**WHAT IS EXPECTED**.
Reproduce all the entries precisely.

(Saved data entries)
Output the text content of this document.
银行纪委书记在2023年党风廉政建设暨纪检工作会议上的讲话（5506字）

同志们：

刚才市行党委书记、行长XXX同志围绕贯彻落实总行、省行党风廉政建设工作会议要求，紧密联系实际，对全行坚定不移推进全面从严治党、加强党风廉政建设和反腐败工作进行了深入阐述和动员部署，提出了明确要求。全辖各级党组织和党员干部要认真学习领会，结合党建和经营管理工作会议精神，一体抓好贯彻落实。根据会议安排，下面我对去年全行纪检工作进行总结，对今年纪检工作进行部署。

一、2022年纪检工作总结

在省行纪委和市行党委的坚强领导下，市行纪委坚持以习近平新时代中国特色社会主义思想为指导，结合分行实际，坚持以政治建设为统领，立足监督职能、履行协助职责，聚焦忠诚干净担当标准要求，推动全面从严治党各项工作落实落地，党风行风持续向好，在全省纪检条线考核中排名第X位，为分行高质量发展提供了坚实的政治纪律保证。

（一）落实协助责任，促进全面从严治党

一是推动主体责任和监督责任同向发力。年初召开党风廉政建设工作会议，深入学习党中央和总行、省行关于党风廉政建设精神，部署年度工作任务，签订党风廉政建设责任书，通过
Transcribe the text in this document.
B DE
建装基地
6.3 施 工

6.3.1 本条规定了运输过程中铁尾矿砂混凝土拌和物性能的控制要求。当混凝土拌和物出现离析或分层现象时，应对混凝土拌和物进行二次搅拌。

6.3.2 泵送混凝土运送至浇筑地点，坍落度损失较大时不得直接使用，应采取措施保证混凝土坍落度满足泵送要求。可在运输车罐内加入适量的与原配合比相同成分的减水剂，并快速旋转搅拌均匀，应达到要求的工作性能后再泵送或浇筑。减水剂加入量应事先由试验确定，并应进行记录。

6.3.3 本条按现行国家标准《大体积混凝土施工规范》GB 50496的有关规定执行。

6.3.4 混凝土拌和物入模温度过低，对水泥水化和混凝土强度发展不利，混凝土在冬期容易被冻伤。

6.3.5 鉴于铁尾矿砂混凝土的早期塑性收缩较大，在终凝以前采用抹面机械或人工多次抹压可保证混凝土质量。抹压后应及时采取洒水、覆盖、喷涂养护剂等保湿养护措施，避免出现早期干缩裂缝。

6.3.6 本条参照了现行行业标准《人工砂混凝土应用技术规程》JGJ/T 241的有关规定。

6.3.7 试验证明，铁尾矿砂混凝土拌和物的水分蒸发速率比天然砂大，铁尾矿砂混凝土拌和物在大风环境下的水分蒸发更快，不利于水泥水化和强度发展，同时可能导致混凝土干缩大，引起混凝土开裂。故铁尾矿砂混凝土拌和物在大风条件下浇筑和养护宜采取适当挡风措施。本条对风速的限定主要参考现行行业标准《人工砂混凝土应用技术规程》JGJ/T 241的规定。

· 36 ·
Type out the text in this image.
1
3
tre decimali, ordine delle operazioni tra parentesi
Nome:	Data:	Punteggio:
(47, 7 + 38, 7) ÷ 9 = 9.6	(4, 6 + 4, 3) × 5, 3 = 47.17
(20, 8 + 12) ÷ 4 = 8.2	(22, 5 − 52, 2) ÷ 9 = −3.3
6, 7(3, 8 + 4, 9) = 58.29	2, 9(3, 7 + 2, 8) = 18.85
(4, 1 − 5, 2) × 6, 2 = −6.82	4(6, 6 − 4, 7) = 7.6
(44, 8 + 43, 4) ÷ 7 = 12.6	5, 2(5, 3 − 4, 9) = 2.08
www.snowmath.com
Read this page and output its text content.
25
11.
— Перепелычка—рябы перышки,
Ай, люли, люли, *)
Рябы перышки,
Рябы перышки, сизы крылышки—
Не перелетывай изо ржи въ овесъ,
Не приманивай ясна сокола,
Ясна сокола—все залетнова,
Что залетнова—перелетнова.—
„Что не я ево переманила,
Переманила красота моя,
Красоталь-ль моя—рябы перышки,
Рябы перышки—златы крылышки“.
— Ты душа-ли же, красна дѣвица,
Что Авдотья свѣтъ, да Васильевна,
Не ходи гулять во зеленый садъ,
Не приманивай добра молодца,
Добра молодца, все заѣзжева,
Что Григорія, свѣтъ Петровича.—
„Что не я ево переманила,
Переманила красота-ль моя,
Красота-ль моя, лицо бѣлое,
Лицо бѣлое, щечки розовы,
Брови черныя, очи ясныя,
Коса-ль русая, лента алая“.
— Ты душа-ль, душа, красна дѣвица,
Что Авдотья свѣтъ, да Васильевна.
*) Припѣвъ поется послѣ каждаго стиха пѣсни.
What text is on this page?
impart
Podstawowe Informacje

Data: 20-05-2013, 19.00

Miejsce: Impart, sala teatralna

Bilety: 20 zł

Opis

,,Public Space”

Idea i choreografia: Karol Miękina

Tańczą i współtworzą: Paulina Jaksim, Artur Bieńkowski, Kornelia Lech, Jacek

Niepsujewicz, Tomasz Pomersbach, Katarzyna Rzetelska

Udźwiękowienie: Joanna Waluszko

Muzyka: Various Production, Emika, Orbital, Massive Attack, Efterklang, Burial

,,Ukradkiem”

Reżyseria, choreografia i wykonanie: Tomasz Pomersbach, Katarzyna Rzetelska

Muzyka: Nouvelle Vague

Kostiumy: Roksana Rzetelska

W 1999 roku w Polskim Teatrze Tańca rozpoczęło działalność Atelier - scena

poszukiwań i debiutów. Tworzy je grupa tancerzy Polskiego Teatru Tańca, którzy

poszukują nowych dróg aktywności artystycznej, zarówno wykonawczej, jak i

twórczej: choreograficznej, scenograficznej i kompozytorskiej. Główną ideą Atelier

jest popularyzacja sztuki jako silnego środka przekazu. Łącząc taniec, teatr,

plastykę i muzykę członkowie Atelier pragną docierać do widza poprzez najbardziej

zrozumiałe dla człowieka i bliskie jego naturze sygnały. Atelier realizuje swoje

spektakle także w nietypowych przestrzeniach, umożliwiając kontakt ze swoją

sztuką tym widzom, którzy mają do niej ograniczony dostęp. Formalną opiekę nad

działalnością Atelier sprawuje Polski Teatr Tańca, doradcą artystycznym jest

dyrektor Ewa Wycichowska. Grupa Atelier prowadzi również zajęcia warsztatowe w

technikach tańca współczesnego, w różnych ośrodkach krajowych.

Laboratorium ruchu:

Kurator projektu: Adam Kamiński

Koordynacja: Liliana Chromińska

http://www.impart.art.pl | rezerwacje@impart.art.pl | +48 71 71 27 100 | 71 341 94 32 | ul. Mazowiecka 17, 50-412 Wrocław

**TASK SOLUTION**.
Output the text content of this document.
银行纪委书记在2023年党风廉政建设暨纪检工作会议上的讲话（5506字）

同志们：

刚才市行党委书记、行长XXX同志围绕贯彻落实总行、省行党风廉政建设工作会议要求，紧密联系实际，对全行坚定不移推进全面从严治党、加强党风廉政建设和反腐败工作进行了深入阐述和动员部署，提出了明确要求。全辖各级党组织和党员干部要认真学习领会，结合党建和经营管理工作会议精神，一体抓好贯彻落实。根据会议安排，下面我对去年全行纪检工作进行总结，对今年纪检工作进行部署。

一、2022年纪检工作总结

在省行纪委和市行党委的坚强领导下，市行纪委坚持以习近平新时代中国特色社会主义思想为指导，结合分行实际，坚持以政治建设为统领，立足监督职能、履行协助职责，聚焦忠诚干净担当标准要求，推动全面从严治党各项工作落实落地，党风行风持续向好，在全省纪检条线考核中排名第X位，为分行高质量发展提供了坚实的政治纪律保证。

（一）落实协助责任，促进全面从严治党

一是推动主体责任和监督责任同向发力。年初召开党风廉政建设工作会议，深入学习党中央和总行、省行关于党风廉政建设精神，部署年度工作任务，签订党风廉政建设责任书，通过
Transcribe the text in this document.
B DE
建装基地
6.3 施 工

6.3.1 本条规定了运输过程中铁尾矿砂混凝土拌和物性能的控制要求。当混凝土拌和物出现离析或分层现象时，应对混凝土拌和物进行二次搅拌。

6.3.2 泵送混凝土运送至浇筑地点，坍落度损失较大时不得直接使用，应采取措施保证混凝土坍落度满足泵送要求。可在运输车罐内加入适量的与原配合比相同成分的减水剂，并快速旋转搅拌均匀，应达到要求的工作性能后再泵送或浇筑。减水剂加入量应事先由试验确定，并应进行记录。

6.3.3 本条按现行国家标准《大体积混凝土施工规范》GB 50496的有关规定执行。

6.3.4 混凝土拌和物入模温度过低，对水泥水化和混凝土强度发展不利，混凝土在冬期容易被冻伤。

6.3.5 鉴于铁尾矿砂混凝土的早期塑性收缩较大，在终凝以前采用抹面机械或人工多次抹压可保证混凝土质量。抹压后应及时采取洒水、覆盖、喷涂养护剂等保湿养护措施，避免出现早期干缩裂缝。

6.3.6 本条参照了现行行业标准《人工砂混凝土应用技术规程》JGJ/T 241的有关规定。

6.3.7 试验证明，铁尾矿砂混凝土拌和物的水分蒸发速率比天然砂大，铁尾矿砂混凝土拌和物在大风环境下的水分蒸发更快，不利于水泥水化和强度发展，同时可能导致混凝土干缩大，引起混凝土开裂。故铁尾矿砂混凝土拌和物在大风条件下浇筑和养护宜采取适当挡风措施。本条对风速的限定主要参考现行行业标准《人工砂混凝土应用技术规程》JGJ/T 241的规定。

· 36 ·
Type out the text in this image.
1
3
tre decimali, ordine delle operazioni tra parentesi
Nome:	Data:	Punteggio:
(47, 7 + 38, 7) ÷ 9 = 9.6	(4, 6 + 4, 3) × 5, 3 = 47.17
(20, 8 + 12) ÷ 4 = 8.2	(22, 5 − 52, 2) ÷ 9 = −3.3
6, 7(3, 8 + 4, 9) = 58.29	2, 9(3, 7 + 2, 8) = 18.85
(4, 1 − 5, 2) × 6, 2 = −6.82	4(6, 6 − 4, 7) = 7.6
(44, 8 + 43, 4) ÷ 7 = 12.6	5, 2(5, 3 − 4, 9) = 2.08
www.snowmath.com
Read this page and output its text content.
25
11.
— Перепелычка—рябы перышки,
Ай, люли, люли, *)
Рябы перышки,
Рябы перышки, сизы крылышки—
Не перелетывай изо ржи въ овесъ,
Не приманивай ясна сокола,
Ясна сокола—все залетнова,
Что залетнова—перелетнова.—
„Что не я ево переманила,
Переманила красота моя,
Красоталь-ль моя—рябы перышки,
Рябы перышки—златы крылышки“.
— Ты душа-ли же, красна дѣвица,
Что Авдотья свѣтъ, да Васильевна,
Не ходи гулять во зеленый садъ,
Не приманивай добра молодца,
Добра молодца, все заѣзжева,
Что Григорія, свѣтъ Петровича.—
„Что не я ево переманила,
Переманила красота-ль моя,
Красота-ль моя, лицо бѣлое,
Лицо бѣлое, щечки розовы,
Брови черныя, очи ясныя,
Коса-ль русая, лента алая“.
— Ты душа-ль, душа, красна дѣвица,
Что Авдотья свѣтъ, да Васильевна.
*) Припѣвъ поется послѣ каждаго стиха пѣсни.
What text is on this page?
impart
Podstawowe Informacje

Data: 20-05-2013, 19.00

Miejsce: Impart, sala teatralna

Bilety: 20 zł

Opis

,,Public Space”

Idea i choreografia: Karol Miękina

Tańczą i współtworzą: Paulina Jaksim, Artur Bieńkowski, Kornelia Lech, Jacek

Niepsujewicz, Tomasz Pomersbach, Katarzyna Rzetelska

Udźwiękowienie: Joanna Waluszko

Muzyka: Various Production, Emika, Orbital, Massive Attack, Efterklang, Burial

,,Ukradkiem”

Reżyseria, choreografia i wykonanie: Tomasz Pomersbach, Katarzyna Rzetelska

Muzyka: Nouvelle Vague

Kostiumy: Roksana Rzetelska

W 1999 roku w Polskim Teatrze Tańca rozpoczęło działalność Atelier - scena

poszukiwań i debiutów. Tworzy je grupa tancerzy Polskiego Teatru Tańca, którzy

poszukują nowych dróg aktywności artystycznej, zarówno wykonawczej, jak i

twórczej: choreograficznej, scenograficznej i kompozytorskiej. Główną ideą Atelier

jest popularyzacja sztuki jako silnego środka przekazu. Łącząc taniec, teatr,

plastykę i muzykę członkowie Atelier pragną docierać do widza poprzez najbardziej

zrozumiałe dla człowieka i bliskie jego naturze sygnały. Atelier realizuje swoje

spektakle także w nietypowych przestrzeniach, umożliwiając kontakt ze swoją

sztuką tym widzom, którzy mają do niej ograniczony dostęp. Formalną opiekę nad

działalnością Atelier sprawuje Polski Teatr Tańca, doradcą artystycznym jest

dyrektor Ewa Wycichowska. Grupa Atelier prowadzi również zajęcia warsztatowe w

technikach tańca współczesnego, w różnych ośrodkach krajowych.

Laboratorium ruchu:

Kurator projektu: Adam Kamiński

Koordynacja: Liliana Chromińska

http://www.impart.art.pl | rezerwacje@impart.art.pl | +48 71 71 27 100 | 71 341 94 32 | ul. Mazowiecka 17, 50-412 Wrocław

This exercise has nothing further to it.